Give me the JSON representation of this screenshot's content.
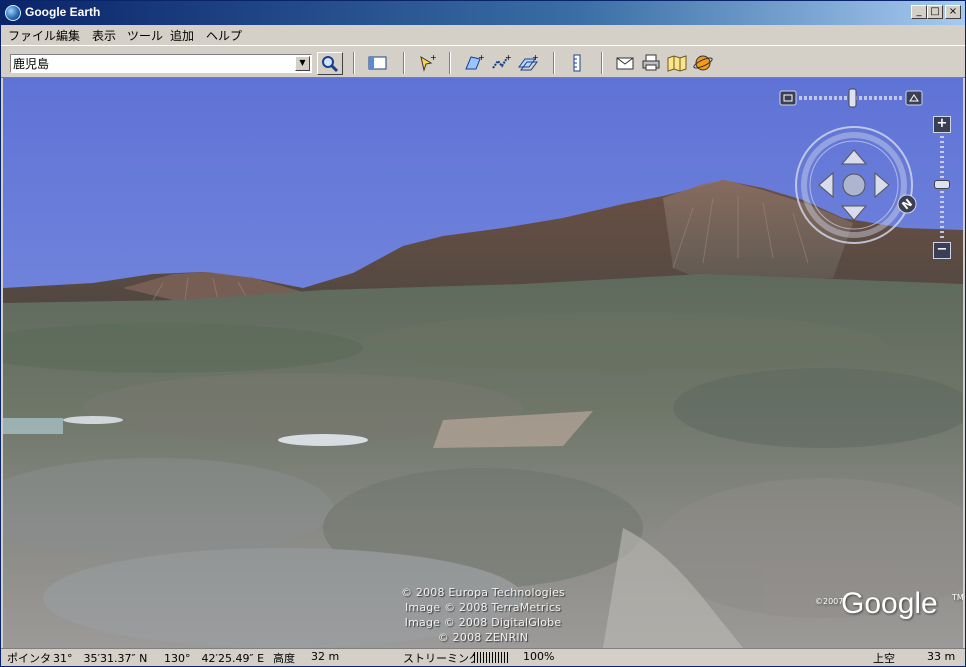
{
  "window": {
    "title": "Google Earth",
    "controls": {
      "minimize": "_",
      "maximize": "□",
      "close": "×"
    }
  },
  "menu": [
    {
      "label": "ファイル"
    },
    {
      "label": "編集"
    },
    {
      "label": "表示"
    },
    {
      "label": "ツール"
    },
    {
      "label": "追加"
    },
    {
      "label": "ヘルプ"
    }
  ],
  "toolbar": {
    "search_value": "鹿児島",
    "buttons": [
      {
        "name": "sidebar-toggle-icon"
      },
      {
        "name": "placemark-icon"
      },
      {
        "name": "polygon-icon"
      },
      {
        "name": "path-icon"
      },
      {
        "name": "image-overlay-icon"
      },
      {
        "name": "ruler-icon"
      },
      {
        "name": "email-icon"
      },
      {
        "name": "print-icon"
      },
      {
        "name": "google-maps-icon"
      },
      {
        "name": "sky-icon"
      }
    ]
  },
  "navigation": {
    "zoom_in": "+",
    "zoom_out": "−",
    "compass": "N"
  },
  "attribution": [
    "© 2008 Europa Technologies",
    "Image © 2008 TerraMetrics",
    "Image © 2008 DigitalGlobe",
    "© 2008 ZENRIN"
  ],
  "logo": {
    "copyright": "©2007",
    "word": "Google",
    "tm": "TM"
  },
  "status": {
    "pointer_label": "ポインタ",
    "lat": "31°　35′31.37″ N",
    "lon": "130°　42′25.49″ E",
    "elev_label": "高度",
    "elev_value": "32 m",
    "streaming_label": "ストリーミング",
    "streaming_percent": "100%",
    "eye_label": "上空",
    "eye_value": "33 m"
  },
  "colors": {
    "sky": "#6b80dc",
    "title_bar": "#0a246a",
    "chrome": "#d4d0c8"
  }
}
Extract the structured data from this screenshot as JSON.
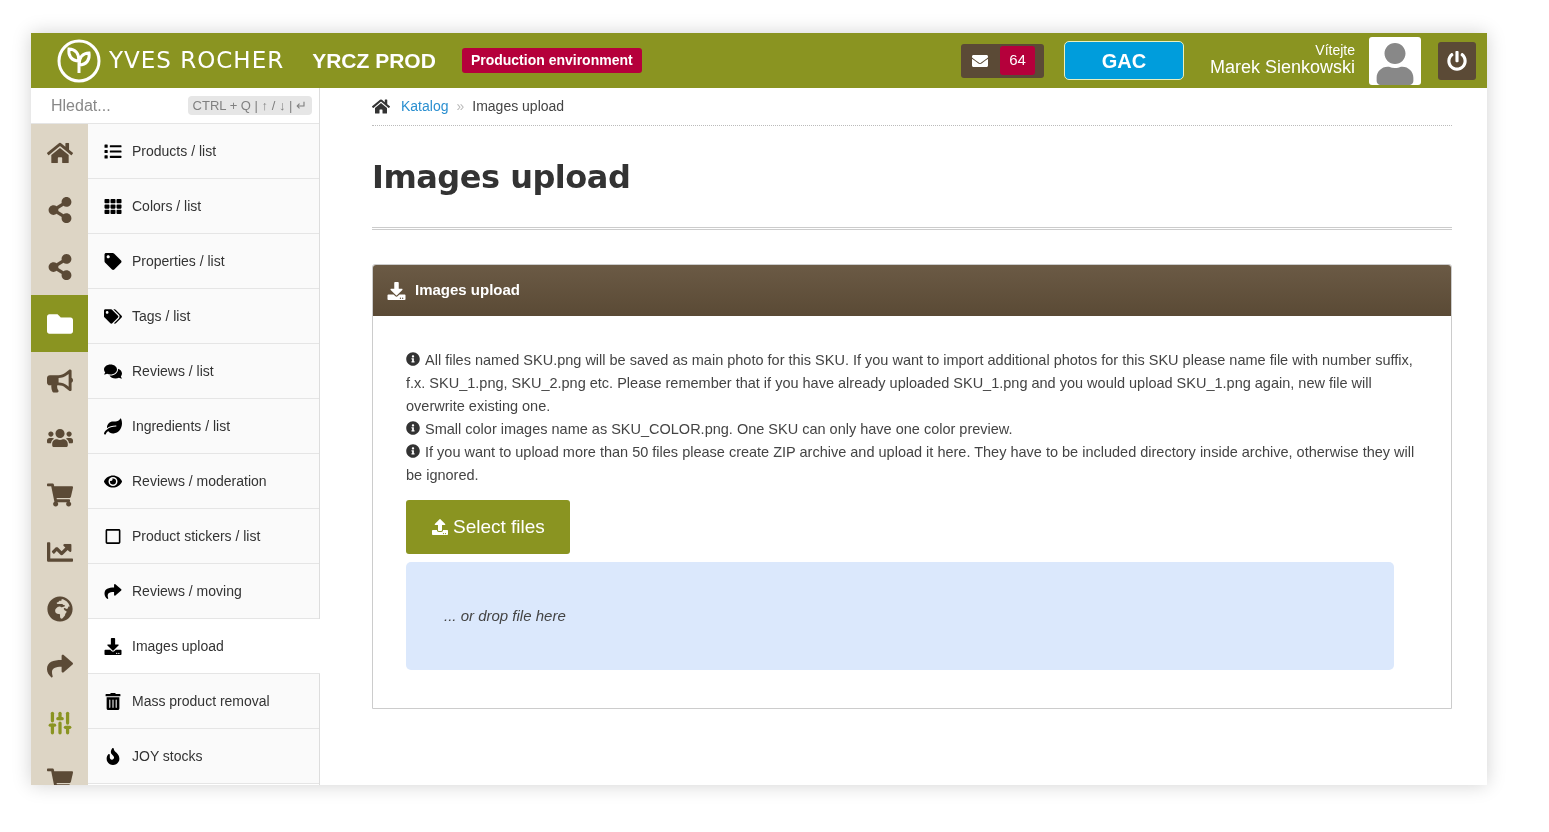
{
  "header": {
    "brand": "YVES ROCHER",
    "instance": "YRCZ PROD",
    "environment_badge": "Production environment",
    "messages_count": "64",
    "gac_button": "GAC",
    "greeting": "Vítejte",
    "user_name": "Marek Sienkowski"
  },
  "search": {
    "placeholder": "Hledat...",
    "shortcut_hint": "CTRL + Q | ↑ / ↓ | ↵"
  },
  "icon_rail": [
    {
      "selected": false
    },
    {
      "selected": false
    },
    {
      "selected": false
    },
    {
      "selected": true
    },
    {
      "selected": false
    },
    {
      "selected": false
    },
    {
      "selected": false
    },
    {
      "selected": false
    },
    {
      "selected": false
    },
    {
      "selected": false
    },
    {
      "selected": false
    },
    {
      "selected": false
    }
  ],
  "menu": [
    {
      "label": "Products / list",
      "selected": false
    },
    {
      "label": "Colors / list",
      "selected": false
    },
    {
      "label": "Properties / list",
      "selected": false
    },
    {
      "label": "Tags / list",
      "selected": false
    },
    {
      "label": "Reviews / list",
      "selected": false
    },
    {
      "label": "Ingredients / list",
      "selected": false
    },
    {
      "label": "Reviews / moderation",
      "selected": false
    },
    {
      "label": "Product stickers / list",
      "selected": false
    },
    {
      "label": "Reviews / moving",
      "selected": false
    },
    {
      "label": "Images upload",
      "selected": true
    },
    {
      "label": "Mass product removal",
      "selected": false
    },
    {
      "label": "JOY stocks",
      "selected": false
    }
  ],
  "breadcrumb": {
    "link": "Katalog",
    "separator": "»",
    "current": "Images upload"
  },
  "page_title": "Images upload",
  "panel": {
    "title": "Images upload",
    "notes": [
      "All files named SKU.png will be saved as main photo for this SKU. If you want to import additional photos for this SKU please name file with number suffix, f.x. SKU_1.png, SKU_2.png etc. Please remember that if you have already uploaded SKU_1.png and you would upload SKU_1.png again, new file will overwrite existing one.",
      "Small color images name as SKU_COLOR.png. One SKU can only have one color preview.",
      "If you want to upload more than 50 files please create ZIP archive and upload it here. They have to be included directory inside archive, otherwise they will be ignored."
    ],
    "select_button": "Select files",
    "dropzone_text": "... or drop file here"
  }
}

============================================================

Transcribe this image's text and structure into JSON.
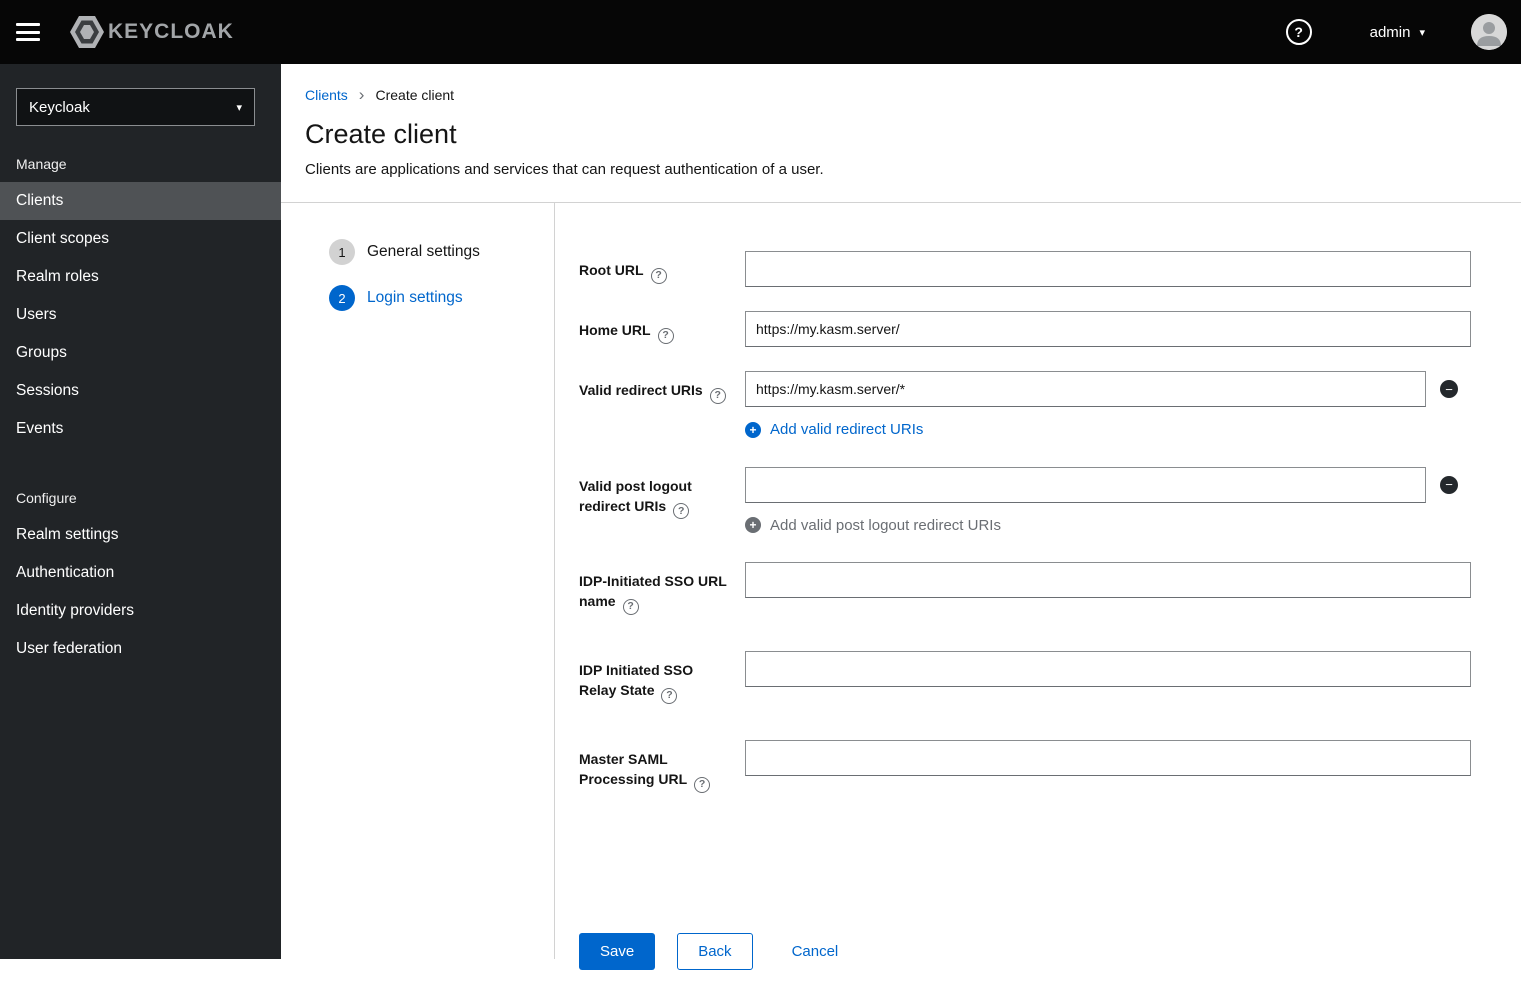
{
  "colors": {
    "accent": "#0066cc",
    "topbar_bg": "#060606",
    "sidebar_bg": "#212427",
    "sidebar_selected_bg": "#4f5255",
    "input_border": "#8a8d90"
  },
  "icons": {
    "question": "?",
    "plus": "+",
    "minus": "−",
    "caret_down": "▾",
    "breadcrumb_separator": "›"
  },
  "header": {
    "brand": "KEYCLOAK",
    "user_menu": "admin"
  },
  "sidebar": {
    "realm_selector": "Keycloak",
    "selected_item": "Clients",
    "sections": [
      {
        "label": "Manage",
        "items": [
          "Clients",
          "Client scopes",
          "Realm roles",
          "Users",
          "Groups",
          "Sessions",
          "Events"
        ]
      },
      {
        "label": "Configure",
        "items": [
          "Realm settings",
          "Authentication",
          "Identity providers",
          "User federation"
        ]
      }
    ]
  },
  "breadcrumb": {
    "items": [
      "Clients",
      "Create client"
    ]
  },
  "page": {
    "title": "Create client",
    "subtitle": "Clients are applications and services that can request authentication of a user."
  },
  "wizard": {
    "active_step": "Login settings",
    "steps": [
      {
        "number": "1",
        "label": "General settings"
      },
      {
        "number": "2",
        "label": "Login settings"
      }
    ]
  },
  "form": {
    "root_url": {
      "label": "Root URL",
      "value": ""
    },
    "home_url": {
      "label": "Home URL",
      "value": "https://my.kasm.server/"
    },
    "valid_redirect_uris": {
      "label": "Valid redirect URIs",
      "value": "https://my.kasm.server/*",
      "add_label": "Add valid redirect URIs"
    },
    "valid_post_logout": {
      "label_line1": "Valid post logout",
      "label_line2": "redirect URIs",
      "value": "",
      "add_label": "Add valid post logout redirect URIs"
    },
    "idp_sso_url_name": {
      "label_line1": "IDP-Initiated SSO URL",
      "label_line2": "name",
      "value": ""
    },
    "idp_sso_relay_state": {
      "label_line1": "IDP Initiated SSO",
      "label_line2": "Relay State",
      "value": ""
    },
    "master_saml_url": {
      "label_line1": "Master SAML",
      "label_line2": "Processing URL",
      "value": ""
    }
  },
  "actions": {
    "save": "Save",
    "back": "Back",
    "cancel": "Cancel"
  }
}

============================================================

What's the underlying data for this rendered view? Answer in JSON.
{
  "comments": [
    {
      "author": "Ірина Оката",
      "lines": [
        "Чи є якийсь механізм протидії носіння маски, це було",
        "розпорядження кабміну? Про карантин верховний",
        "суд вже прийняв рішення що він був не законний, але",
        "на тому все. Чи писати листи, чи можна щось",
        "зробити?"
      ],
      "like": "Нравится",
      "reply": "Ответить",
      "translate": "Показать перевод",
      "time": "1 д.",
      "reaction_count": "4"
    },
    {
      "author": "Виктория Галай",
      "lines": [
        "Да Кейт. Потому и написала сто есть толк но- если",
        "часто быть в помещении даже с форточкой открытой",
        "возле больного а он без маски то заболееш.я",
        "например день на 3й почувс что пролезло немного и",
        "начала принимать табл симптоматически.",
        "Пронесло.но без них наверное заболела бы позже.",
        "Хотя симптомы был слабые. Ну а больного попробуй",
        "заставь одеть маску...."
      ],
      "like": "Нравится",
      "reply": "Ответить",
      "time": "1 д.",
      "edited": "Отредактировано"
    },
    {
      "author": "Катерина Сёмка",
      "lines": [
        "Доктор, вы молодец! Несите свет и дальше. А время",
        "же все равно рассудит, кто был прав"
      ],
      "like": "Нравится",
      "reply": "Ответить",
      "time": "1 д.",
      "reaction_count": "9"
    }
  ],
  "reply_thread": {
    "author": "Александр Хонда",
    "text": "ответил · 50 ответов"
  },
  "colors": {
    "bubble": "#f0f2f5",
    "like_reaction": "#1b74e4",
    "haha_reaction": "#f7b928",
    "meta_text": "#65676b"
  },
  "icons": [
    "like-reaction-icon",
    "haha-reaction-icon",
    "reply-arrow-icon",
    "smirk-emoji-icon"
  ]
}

============================================================

> **Problem statement**
Write out each line of the data that holds the string "here".

> **Output**
      "If you want to upload more than 50 files please create ZIP archive and upload it here. They have to be included directory inside archive, otherwise they will be ignored."
    "dropzone_text": "... or drop file here"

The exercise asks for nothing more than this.